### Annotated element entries
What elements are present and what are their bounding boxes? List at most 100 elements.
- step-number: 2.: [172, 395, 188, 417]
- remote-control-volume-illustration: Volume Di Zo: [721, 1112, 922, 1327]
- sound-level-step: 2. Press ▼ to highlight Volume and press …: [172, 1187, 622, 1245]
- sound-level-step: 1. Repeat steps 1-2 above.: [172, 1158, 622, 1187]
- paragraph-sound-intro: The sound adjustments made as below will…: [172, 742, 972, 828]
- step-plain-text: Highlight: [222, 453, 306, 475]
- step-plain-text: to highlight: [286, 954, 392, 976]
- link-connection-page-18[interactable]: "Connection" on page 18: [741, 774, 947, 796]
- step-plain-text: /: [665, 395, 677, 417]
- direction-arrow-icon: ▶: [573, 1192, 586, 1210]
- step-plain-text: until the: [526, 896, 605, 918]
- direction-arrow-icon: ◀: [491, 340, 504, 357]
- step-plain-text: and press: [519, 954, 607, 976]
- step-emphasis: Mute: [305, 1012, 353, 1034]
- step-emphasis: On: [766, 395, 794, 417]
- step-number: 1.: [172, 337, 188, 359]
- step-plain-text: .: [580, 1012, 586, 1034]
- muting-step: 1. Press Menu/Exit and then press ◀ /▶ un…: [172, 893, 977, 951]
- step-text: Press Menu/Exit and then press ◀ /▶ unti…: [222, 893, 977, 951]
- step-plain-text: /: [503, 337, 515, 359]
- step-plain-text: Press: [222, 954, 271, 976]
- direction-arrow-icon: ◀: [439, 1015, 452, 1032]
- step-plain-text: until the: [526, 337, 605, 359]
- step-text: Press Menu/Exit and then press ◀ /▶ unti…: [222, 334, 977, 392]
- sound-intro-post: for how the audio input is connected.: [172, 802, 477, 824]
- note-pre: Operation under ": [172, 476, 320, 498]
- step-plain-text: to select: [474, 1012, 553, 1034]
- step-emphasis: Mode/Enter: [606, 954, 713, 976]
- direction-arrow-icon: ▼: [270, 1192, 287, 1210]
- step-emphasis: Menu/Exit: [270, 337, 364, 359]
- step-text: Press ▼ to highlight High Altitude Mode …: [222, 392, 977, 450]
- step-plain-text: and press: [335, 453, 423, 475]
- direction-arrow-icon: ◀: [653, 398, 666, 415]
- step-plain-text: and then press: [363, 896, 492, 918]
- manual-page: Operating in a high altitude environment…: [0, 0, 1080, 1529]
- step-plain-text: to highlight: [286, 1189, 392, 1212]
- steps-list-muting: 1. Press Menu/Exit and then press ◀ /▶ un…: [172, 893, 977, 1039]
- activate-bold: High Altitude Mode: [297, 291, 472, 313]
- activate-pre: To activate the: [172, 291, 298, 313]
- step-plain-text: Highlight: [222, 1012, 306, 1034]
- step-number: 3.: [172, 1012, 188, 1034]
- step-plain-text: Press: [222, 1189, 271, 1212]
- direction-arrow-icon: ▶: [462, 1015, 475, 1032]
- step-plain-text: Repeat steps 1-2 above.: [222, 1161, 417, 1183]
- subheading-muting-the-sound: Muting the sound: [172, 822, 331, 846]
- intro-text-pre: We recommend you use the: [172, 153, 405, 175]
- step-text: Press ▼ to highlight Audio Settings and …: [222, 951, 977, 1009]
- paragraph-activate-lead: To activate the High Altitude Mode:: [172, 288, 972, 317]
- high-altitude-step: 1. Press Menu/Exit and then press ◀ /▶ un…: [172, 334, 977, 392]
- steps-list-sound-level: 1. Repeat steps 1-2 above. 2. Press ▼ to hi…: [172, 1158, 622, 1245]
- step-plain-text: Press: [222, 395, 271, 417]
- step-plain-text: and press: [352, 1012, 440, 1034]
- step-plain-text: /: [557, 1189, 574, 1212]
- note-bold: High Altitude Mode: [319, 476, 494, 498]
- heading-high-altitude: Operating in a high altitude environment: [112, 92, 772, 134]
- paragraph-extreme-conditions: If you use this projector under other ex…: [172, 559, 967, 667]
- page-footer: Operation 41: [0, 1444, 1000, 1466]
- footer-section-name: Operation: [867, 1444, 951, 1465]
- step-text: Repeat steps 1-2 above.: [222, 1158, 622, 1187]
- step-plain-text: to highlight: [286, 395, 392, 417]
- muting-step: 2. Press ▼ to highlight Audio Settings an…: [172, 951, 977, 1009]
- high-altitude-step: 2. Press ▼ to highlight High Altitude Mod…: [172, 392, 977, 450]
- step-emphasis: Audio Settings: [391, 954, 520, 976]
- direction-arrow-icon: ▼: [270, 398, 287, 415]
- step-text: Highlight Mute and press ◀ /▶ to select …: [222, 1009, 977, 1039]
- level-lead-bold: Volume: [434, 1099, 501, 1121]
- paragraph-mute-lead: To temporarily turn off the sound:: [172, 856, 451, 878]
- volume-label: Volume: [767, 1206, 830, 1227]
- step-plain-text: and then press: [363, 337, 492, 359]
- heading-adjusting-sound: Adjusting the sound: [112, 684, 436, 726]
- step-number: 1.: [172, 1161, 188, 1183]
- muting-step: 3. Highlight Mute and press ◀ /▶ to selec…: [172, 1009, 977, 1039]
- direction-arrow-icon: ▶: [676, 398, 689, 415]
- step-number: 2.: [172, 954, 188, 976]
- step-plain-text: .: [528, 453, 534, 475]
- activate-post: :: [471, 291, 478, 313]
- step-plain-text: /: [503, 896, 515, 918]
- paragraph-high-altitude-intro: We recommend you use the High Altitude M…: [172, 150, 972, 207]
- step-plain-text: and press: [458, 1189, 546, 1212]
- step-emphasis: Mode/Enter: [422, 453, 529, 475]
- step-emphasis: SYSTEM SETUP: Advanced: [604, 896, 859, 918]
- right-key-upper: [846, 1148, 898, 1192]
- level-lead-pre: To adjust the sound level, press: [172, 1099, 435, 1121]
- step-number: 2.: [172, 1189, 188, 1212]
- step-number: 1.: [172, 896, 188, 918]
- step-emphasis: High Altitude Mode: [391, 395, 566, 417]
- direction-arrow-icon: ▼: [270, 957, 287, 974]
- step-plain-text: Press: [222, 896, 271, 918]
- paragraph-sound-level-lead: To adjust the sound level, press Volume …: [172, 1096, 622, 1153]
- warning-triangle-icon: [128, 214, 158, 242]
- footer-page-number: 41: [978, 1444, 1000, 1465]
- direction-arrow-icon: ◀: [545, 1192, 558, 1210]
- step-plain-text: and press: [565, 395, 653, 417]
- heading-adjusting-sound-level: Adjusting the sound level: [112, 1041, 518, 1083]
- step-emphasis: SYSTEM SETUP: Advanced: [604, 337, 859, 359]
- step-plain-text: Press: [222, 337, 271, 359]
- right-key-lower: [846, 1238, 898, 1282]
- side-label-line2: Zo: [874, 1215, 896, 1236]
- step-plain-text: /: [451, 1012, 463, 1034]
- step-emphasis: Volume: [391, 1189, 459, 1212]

### EXERCISE INSTRUCTIONS
Rewrite the lines of the entries above as a JSON list of strings, with one string per line and blank lines omitted.

### CORRECT OUTPUT
[
  "What elements are present and what are their bounding boxes? List at most 100 elements.",
  "- step-number: 2.: [172, 395, 188, 417]",
  "- remote-control-volume-illustration: Volume Di Zo: [721, 1112, 922, 1327]",
  "- sound-level-step: 2. Press ▼ to highlight Volume and press …: [172, 1187, 622, 1245]",
  "- sound-level-step: 1. Repeat steps 1-2 above.: [172, 1158, 622, 1187]",
  "- paragraph-sound-intro: The sound adjustments made as below will…: [172, 742, 972, 828]",
  "- step-plain-text: Highlight: [222, 453, 306, 475]",
  "- step-plain-text: to highlight: [286, 954, 392, 976]",
  "- link-connection-page-18[interactable]: \"Connection\" on page 18: [741, 774, 947, 796]",
  "- step-plain-text: /: [665, 395, 677, 417]",
  "- direction-arrow-icon: ▶: [573, 1192, 586, 1210]",
  "- step-plain-text: until the: [526, 896, 605, 918]",
  "- direction-arrow-icon: ◀: [491, 340, 504, 357]",
  "- step-plain-text: and press: [519, 954, 607, 976]",
  "- step-emphasis: Mute: [305, 1012, 353, 1034]",
  "- step-emphasis: On: [766, 395, 794, 417]",
  "- step-number: 1.: [172, 337, 188, 359]",
  "- step-plain-text: .: [580, 1012, 586, 1034]",
  "- muting-step: 1. Press Menu/Exit and then press ◀ /▶ un…: [172, 893, 977, 951]",
  "- step-text: Press Menu/Exit and then press ◀ /▶ unti…: [222, 893, 977, 951]",
  "- step-plain-text: /: [503, 337, 515, 359]",
  "- step-plain-text: Press: [222, 954, 271, 976]",
  "- direction-arrow-icon: ◀: [439, 1015, 452, 1032]",
  "- step-plain-text: until the: [526, 337, 605, 359]",
  "- step-text: Press Menu/Exit and then press ◀ /▶ unti…: [222, 334, 977, 392]",
  "- sound-intro-post: for how the audio input is connected.: [172, 802, 477, 824]",
  "- note-pre: Operation under \": [172, 476, 320, 498]",
  "- step-plain-text: to select: [474, 1012, 553, 1034]",
  "- step-emphasis: Mode/Enter: [606, 954, 713, 976]",
  "- direction-arrow-icon: ▼: [270, 1192, 287, 1210]",
  "- step-emphasis: Menu/Exit: [270, 337, 364, 359]",
  "- step-text: Press ▼ to highlight High Altitude Mode …: [222, 392, 977, 450]",
  "- step-plain-text: and press: [335, 453, 423, 475]",
  "- direction-arrow-icon: ◀: [653, 398, 666, 415]",
  "- step-plain-text: and then press: [363, 896, 492, 918]",
  "- manual-page: Operating in a high altitude environment…: [0, 0, 1080, 1529]",
  "- step-plain-text: to highlight: [286, 1189, 392, 1212]",
  "- steps-list-muting: 1. Press Menu/Exit and then press ◀ /▶ un…: [172, 893, 977, 1039]",
  "- activate-bold: High Altitude Mode: [297, 291, 472, 313]",
  "- activate-pre: To activate the: [172, 291, 298, 313]",
  "- step-plain-text: Highlight: [222, 1012, 306, 1034]",
  "- step-number: 3.: [172, 1012, 188, 1034]",
  "- step-plain-text: Press: [222, 1189, 271, 1212]",
  "- direction-arrow-icon: ▶: [462, 1015, 475, 1032]",
  "- step-plain-text: Repeat steps 1-2 above.: [222, 1161, 417, 1183]",
  "- subheading-muting-the-sound: Muting the sound: [172, 822, 331, 846]",
  "- intro-text-pre: We recommend you use the: [172, 153, 405, 175]",
  "- step-text: Press ▼ to highlight Audio Settings and …: [222, 951, 977, 1009]",
  "- paragraph-activate-lead: To activate the High Altitude Mode:: [172, 288, 972, 317]",
  "- high-altitude-step: 1. Press Menu/Exit and then press ◀ /▶ un…: [172, 334, 977, 392]",
  "- steps-list-sound-level: 1. Repeat steps 1-2 above. 2. Press ▼ to hi…: [172, 1158, 622, 1245]",
  "- step-plain-text: Press: [222, 395, 271, 417]",
  "- step-plain-text: and press: [352, 1012, 440, 1034]",
  "- step-plain-text: /: [557, 1189, 574, 1212]",
  "- note-bold: High Altitude Mode: [319, 476, 494, 498]",
  "- heading-high-altitude: Operating in a high altitude environment: [112, 92, 772, 134]",
  "- paragraph-extreme-conditions: If you use this projector under other ex…: [172, 559, 967, 667]",
  "- page-footer: Operation 41: [0, 1444, 1000, 1466]",
  "- footer-section-name: Operation: [867, 1444, 951, 1465]",
  "- step-text: Repeat steps 1-2 above.: [222, 1158, 622, 1187]",
  "- step-plain-text: to highlight: [286, 395, 392, 417]",
  "- muting-step: 2. Press ▼ to highlight Audio Settings an…: [172, 951, 977, 1009]",
  "- high-altitude-step: 2. Press ▼ to highlight High Altitude Mod…: [172, 392, 977, 450]",
  "- step-emphasis: Audio Settings: [391, 954, 520, 976]",
  "- direction-arrow-icon: ▼: [270, 398, 287, 415]",
  "- step-text: Highlight Mute and press ◀ /▶ to select …: [222, 1009, 977, 1039]",
  "- level-lead-bold: Volume: [434, 1099, 501, 1121]",
  "- paragraph-mute-lead: To temporarily turn off the sound:: [172, 856, 451, 878]",
  "- volume-label: Volume: [767, 1206, 830, 1227]",
  "- step-plain-text: and then press: [363, 337, 492, 359]",
  "- heading-adjusting-sound: Adjusting the sound: [112, 684, 436, 726]",
  "- step-number: 1.: [172, 1161, 188, 1183]",
  "- muting-step: 3. Highlight Mute and press ◀ /▶ to selec…: [172, 1009, 977, 1039]",
  "- direction-arrow-icon: ▶: [676, 398, 689, 415]",
  "- step-number: 2.: [172, 954, 188, 976]",
  "- step-plain-text: .: [528, 453, 534, 475]",
  "- activate-post: :: [471, 291, 478, 313]",
  "- step-plain-text: /: [503, 896, 515, 918]",
  "- paragraph-high-altitude-intro: We recommend you use the High Altitude M…: [172, 150, 972, 207]",
  "- step-plain-text: and press: [458, 1189, 546, 1212]",
  "- step-emphasis: Mode/Enter: [422, 453, 529, 475]",
  "- step-emphasis: SYSTEM SETUP: Advanced: [604, 896, 859, 918]",
  "- right-key-upper: [846, 1148, 898, 1192]",
  "- level-lead-pre: To adjust the sound level, press: [172, 1099, 435, 1121]",
  "- step-number: 2.: [172, 1189, 188, 1212]",
  "- step-number: 1.: [172, 896, 188, 918]",
  "- step-emphasis: High Altitude Mode: [391, 395, 566, 417]",
  "- direction-arrow-icon: ▼: [270, 957, 287, 974]",
  "- step-plain-text: Press: [222, 896, 271, 918]",
  "- paragraph-sound-level-lead: To adjust the sound level, press Volume …: [172, 1096, 622, 1153]",
  "- warning-triangle-icon: [128, 214, 158, 242]",
  "- footer-page-number: 41: [978, 1444, 1000, 1465]",
  "- direction-arrow-icon: ◀: [545, 1192, 558, 1210]",
  "- step-plain-text: and press: [565, 395, 653, 417]",
  "- heading-adjusting-sound-level: Adjusting the sound level: [112, 1041, 518, 1083]",
  "- step-emphasis: SYSTEM SETUP: Advanced: [604, 337, 859, 359]",
  "- step-plain-text: Press: [222, 337, 271, 359]",
  "- right-key-lower: [846, 1238, 898, 1282]",
  "- side-label-line2: Zo: [874, 1215, 896, 1236]",
  "- step-plain-text: /: [451, 1012, 463, 1034]",
  "- step-emphasis: Volume: [391, 1189, 459, 1212]"
]